* Task directions *
Track down every line below that holds "Residual" and copy it.
►
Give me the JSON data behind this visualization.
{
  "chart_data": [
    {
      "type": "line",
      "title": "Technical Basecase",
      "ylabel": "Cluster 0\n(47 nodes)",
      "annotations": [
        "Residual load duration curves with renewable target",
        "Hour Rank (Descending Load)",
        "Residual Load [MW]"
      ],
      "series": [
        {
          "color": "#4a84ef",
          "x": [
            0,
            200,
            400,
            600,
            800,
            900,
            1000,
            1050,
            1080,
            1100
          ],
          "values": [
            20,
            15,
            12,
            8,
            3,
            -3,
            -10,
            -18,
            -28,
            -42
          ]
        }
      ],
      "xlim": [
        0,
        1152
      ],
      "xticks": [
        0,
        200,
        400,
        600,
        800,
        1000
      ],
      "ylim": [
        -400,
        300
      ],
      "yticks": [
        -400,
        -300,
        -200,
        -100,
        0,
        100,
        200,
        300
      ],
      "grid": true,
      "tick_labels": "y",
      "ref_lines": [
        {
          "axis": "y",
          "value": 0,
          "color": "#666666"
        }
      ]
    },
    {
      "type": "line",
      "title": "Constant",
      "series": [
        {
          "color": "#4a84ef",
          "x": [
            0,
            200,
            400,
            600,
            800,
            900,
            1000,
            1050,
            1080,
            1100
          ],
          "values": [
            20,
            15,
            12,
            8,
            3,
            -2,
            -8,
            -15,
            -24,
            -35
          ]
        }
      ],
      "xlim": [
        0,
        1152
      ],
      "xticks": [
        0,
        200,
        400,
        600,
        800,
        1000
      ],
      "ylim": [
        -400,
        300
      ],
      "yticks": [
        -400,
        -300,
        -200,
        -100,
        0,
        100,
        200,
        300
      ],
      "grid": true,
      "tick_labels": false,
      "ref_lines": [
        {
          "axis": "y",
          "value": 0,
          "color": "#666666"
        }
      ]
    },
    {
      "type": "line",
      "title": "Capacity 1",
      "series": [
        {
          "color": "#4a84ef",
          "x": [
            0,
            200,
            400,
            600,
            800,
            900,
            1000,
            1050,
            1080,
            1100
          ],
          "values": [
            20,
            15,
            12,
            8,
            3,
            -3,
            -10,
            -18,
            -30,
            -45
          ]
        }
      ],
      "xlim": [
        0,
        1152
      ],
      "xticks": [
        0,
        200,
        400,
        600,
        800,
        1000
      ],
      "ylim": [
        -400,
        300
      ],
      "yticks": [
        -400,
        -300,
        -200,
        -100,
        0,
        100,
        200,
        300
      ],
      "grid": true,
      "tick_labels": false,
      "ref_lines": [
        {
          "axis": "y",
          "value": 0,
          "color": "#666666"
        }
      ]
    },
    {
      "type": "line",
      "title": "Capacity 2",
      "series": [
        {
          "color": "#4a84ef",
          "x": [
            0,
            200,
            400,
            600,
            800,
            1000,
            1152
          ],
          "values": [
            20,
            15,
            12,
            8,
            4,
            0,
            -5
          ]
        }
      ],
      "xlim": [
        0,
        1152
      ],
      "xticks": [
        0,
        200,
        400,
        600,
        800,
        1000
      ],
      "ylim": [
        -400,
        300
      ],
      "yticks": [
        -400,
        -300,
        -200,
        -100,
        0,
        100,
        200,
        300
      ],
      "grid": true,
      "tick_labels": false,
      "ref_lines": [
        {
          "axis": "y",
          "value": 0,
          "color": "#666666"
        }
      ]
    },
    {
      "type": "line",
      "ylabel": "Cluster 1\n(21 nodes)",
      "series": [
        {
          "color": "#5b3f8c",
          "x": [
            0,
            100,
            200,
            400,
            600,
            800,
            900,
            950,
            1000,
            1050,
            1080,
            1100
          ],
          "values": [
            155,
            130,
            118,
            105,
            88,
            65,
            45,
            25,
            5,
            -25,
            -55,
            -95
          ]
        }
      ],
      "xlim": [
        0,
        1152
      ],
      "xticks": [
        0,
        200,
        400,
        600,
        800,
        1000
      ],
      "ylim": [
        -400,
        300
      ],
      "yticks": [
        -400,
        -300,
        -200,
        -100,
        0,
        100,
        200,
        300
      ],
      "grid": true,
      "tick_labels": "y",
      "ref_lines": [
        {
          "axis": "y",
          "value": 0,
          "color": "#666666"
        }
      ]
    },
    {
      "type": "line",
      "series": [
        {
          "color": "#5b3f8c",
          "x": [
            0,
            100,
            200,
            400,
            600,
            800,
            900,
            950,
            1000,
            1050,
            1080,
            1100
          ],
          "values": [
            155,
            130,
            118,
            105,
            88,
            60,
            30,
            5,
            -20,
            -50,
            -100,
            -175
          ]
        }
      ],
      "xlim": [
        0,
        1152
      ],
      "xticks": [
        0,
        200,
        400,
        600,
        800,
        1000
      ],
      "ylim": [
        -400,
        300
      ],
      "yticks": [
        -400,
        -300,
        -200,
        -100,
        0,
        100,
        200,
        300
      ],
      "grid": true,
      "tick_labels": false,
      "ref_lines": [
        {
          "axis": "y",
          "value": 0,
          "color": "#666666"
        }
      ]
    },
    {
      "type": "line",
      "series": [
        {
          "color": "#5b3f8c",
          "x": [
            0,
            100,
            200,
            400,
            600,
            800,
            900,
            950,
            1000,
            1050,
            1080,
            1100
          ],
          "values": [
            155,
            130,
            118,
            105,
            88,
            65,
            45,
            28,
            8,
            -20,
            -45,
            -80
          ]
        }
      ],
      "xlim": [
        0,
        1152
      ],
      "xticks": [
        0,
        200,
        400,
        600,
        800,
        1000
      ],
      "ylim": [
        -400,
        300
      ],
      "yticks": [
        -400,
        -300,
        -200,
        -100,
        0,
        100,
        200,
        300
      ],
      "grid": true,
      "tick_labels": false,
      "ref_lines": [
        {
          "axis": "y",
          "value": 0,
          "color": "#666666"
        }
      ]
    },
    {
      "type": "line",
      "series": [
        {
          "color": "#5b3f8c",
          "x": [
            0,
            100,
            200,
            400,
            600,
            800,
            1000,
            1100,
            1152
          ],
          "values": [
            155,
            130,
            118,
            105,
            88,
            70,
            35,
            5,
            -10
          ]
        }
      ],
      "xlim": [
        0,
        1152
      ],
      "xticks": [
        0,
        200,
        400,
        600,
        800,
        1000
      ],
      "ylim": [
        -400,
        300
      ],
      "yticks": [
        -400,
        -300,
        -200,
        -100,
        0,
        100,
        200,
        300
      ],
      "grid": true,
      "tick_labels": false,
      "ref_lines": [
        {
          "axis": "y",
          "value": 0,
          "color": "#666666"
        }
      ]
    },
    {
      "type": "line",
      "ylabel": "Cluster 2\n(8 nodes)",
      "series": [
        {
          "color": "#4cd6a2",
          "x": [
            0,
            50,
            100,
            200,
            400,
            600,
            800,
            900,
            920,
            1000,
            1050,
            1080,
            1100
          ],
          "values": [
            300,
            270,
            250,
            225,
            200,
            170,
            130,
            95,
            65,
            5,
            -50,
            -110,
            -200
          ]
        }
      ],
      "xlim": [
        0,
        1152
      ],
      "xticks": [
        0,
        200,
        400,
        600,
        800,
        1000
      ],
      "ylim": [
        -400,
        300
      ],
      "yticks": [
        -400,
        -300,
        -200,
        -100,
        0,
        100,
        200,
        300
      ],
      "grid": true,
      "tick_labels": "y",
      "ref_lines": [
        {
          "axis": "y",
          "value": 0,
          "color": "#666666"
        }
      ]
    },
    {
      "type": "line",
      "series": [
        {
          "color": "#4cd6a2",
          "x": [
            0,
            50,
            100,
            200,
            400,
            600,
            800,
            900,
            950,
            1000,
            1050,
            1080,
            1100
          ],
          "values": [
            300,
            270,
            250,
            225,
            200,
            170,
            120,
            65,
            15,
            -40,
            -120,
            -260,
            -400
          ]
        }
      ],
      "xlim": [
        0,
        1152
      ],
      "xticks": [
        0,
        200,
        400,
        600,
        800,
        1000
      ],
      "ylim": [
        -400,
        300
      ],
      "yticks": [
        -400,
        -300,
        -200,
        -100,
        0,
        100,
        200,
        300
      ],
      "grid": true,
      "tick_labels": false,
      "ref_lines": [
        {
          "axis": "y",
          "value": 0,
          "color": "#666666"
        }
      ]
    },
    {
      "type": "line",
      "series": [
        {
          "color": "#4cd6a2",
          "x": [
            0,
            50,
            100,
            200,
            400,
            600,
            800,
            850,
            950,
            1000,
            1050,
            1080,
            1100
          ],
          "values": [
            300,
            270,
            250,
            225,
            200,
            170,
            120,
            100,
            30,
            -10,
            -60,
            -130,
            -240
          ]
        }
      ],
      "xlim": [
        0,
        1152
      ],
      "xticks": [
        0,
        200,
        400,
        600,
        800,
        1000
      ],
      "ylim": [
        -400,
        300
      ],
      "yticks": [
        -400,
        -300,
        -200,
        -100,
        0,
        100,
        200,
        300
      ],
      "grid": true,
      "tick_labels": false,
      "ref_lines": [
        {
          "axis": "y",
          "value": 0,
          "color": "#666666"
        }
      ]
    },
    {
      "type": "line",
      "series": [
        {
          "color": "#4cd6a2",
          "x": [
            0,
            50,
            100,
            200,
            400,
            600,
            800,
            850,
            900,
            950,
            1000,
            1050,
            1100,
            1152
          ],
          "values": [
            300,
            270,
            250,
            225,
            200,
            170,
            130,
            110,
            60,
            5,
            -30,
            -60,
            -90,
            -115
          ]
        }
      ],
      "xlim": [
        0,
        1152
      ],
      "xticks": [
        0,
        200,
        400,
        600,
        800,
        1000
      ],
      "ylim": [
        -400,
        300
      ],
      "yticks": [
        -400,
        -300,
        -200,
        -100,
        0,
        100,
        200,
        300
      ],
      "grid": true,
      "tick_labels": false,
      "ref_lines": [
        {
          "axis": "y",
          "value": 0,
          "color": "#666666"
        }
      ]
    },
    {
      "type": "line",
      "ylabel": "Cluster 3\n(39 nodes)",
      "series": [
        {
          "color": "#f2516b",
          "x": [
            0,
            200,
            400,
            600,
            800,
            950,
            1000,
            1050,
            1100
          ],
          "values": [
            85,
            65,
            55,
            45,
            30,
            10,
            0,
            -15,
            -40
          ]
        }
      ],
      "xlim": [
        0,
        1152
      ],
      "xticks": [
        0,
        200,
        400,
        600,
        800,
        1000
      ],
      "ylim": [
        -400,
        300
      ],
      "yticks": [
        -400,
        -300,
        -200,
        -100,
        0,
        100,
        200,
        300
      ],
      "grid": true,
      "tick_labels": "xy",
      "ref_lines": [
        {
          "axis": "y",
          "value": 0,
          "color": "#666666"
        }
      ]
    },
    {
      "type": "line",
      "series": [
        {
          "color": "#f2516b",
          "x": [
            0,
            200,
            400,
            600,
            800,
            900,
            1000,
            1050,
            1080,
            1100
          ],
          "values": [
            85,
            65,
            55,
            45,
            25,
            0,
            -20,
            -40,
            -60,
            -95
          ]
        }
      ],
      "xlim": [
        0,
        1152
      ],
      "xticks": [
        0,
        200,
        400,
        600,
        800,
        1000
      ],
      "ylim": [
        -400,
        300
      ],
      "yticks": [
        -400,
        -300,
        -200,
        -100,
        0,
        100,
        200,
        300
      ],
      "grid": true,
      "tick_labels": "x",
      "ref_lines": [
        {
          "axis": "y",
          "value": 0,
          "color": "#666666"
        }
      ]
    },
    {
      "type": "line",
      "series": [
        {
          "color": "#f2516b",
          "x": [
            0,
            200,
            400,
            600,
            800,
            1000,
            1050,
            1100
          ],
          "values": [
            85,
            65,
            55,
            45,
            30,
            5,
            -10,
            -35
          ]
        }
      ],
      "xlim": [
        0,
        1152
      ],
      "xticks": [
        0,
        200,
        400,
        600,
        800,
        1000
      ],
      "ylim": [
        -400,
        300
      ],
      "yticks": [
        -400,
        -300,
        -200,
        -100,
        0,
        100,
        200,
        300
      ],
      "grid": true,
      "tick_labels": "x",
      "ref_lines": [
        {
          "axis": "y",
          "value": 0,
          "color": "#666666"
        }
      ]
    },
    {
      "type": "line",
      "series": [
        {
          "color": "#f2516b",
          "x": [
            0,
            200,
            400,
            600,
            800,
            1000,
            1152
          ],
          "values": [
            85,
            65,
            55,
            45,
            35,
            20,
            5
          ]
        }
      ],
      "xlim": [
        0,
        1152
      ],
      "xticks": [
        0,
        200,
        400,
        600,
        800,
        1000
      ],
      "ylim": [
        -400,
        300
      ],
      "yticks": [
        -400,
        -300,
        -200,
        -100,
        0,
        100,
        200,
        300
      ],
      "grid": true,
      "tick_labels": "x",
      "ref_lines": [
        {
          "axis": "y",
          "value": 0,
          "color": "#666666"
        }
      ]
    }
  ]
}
◄
* The completed task *
        "Residual load duration curves with renewable target",
        "Residual Load [MW]"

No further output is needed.